◆ TASK OBJECTIVE
Copy out the listing that follows, exact in every word, and skip the images.

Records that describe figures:
§
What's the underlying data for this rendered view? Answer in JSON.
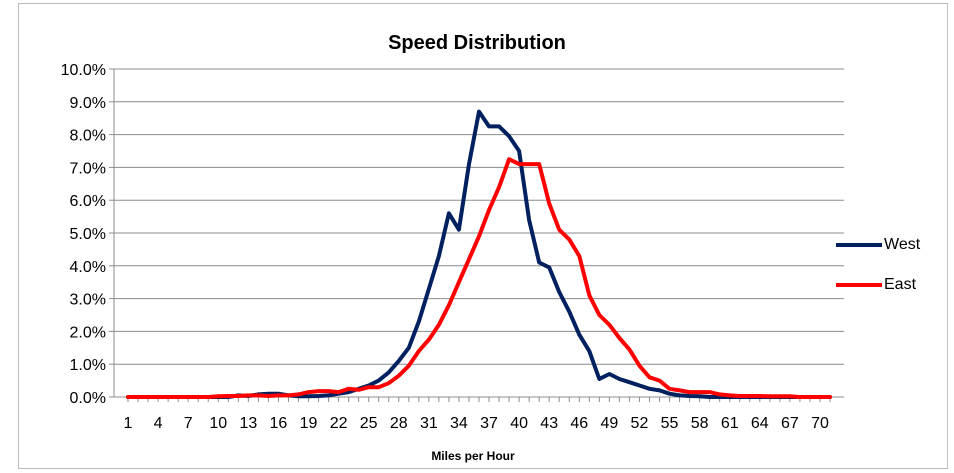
{
  "chart_data": {
    "type": "line",
    "title": "Speed Distribution",
    "xlabel": "Miles per Hour",
    "ylabel": "",
    "ylim": [
      0,
      10
    ],
    "y_tick_labels": [
      "0.0%",
      "1.0%",
      "2.0%",
      "3.0%",
      "4.0%",
      "5.0%",
      "6.0%",
      "7.0%",
      "8.0%",
      "9.0%",
      "10.0%"
    ],
    "x_tick_labels": [
      "1",
      "4",
      "7",
      "10",
      "13",
      "16",
      "19",
      "22",
      "25",
      "28",
      "31",
      "34",
      "37",
      "40",
      "43",
      "46",
      "49",
      "52",
      "55",
      "58",
      "61",
      "64",
      "67",
      "70"
    ],
    "grid": "horizontal",
    "legend_position": "right",
    "x": [
      1,
      2,
      3,
      4,
      5,
      6,
      7,
      8,
      9,
      10,
      11,
      12,
      13,
      14,
      15,
      16,
      17,
      18,
      19,
      20,
      21,
      22,
      23,
      24,
      25,
      26,
      27,
      28,
      29,
      30,
      31,
      32,
      33,
      34,
      35,
      36,
      37,
      38,
      39,
      40,
      41,
      42,
      43,
      44,
      45,
      46,
      47,
      48,
      49,
      50,
      51,
      52,
      53,
      54,
      55,
      56,
      57,
      58,
      59,
      60,
      61,
      62,
      63,
      64,
      65,
      66,
      67,
      68,
      69,
      70,
      71
    ],
    "series": [
      {
        "name": "West",
        "color": "#002060",
        "values": [
          0,
          0,
          0,
          0,
          0,
          0,
          0,
          0,
          0,
          0,
          0,
          0.05,
          0.03,
          0.08,
          0.1,
          0.1,
          0.05,
          0.02,
          0.02,
          0.03,
          0.05,
          0.1,
          0.15,
          0.25,
          0.35,
          0.5,
          0.75,
          1.1,
          1.5,
          2.3,
          3.3,
          4.3,
          5.6,
          5.1,
          7.1,
          8.7,
          8.25,
          8.25,
          7.95,
          7.5,
          5.4,
          4.1,
          3.95,
          3.2,
          2.6,
          1.9,
          1.4,
          0.55,
          0.7,
          0.55,
          0.45,
          0.35,
          0.25,
          0.2,
          0.1,
          0.05,
          0.03,
          0.02,
          0,
          0,
          0,
          0,
          0,
          0,
          0,
          0,
          0,
          0,
          0,
          0,
          0
        ]
      },
      {
        "name": "East",
        "color": "#ff0000",
        "values": [
          0,
          0,
          0,
          0,
          0,
          0,
          0,
          0,
          0,
          0.02,
          0.03,
          0.03,
          0.05,
          0.05,
          0.03,
          0.05,
          0.05,
          0.08,
          0.15,
          0.18,
          0.18,
          0.15,
          0.25,
          0.22,
          0.3,
          0.3,
          0.42,
          0.65,
          0.95,
          1.4,
          1.75,
          2.2,
          2.8,
          3.5,
          4.2,
          4.9,
          5.7,
          6.4,
          7.25,
          7.1,
          7.1,
          7.1,
          5.9,
          5.1,
          4.8,
          4.3,
          3.1,
          2.5,
          2.2,
          1.8,
          1.45,
          0.95,
          0.6,
          0.5,
          0.25,
          0.2,
          0.15,
          0.15,
          0.15,
          0.08,
          0.05,
          0.03,
          0.03,
          0.03,
          0.02,
          0.02,
          0.02,
          0,
          0,
          0,
          0
        ]
      }
    ]
  }
}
§
◆ CORRECT ANSWER
What's the underlying data for this rendered view? Answer in JSON.
{
  "chart_data": {
    "type": "line",
    "title": "Speed Distribution",
    "xlabel": "Miles per Hour",
    "ylabel": "",
    "ylim": [
      0,
      10
    ],
    "y_tick_labels": [
      "0.0%",
      "1.0%",
      "2.0%",
      "3.0%",
      "4.0%",
      "5.0%",
      "6.0%",
      "7.0%",
      "8.0%",
      "9.0%",
      "10.0%"
    ],
    "x_tick_labels": [
      "1",
      "4",
      "7",
      "10",
      "13",
      "16",
      "19",
      "22",
      "25",
      "28",
      "31",
      "34",
      "37",
      "40",
      "43",
      "46",
      "49",
      "52",
      "55",
      "58",
      "61",
      "64",
      "67",
      "70"
    ],
    "grid": "horizontal",
    "legend_position": "right",
    "x": [
      1,
      2,
      3,
      4,
      5,
      6,
      7,
      8,
      9,
      10,
      11,
      12,
      13,
      14,
      15,
      16,
      17,
      18,
      19,
      20,
      21,
      22,
      23,
      24,
      25,
      26,
      27,
      28,
      29,
      30,
      31,
      32,
      33,
      34,
      35,
      36,
      37,
      38,
      39,
      40,
      41,
      42,
      43,
      44,
      45,
      46,
      47,
      48,
      49,
      50,
      51,
      52,
      53,
      54,
      55,
      56,
      57,
      58,
      59,
      60,
      61,
      62,
      63,
      64,
      65,
      66,
      67,
      68,
      69,
      70,
      71
    ],
    "series": [
      {
        "name": "West",
        "color": "#002060",
        "values": [
          0,
          0,
          0,
          0,
          0,
          0,
          0,
          0,
          0,
          0,
          0,
          0.05,
          0.03,
          0.08,
          0.1,
          0.1,
          0.05,
          0.02,
          0.02,
          0.03,
          0.05,
          0.1,
          0.15,
          0.25,
          0.35,
          0.5,
          0.75,
          1.1,
          1.5,
          2.3,
          3.3,
          4.3,
          5.6,
          5.1,
          7.1,
          8.7,
          8.25,
          8.25,
          7.95,
          7.5,
          5.4,
          4.1,
          3.95,
          3.2,
          2.6,
          1.9,
          1.4,
          0.55,
          0.7,
          0.55,
          0.45,
          0.35,
          0.25,
          0.2,
          0.1,
          0.05,
          0.03,
          0.02,
          0,
          0,
          0,
          0,
          0,
          0,
          0,
          0,
          0,
          0,
          0,
          0,
          0
        ]
      },
      {
        "name": "East",
        "color": "#ff0000",
        "values": [
          0,
          0,
          0,
          0,
          0,
          0,
          0,
          0,
          0,
          0.02,
          0.03,
          0.03,
          0.05,
          0.05,
          0.03,
          0.05,
          0.05,
          0.08,
          0.15,
          0.18,
          0.18,
          0.15,
          0.25,
          0.22,
          0.3,
          0.3,
          0.42,
          0.65,
          0.95,
          1.4,
          1.75,
          2.2,
          2.8,
          3.5,
          4.2,
          4.9,
          5.7,
          6.4,
          7.25,
          7.1,
          7.1,
          7.1,
          5.9,
          5.1,
          4.8,
          4.3,
          3.1,
          2.5,
          2.2,
          1.8,
          1.45,
          0.95,
          0.6,
          0.5,
          0.25,
          0.2,
          0.15,
          0.15,
          0.15,
          0.08,
          0.05,
          0.03,
          0.03,
          0.03,
          0.02,
          0.02,
          0.02,
          0,
          0,
          0,
          0
        ]
      }
    ]
  }
}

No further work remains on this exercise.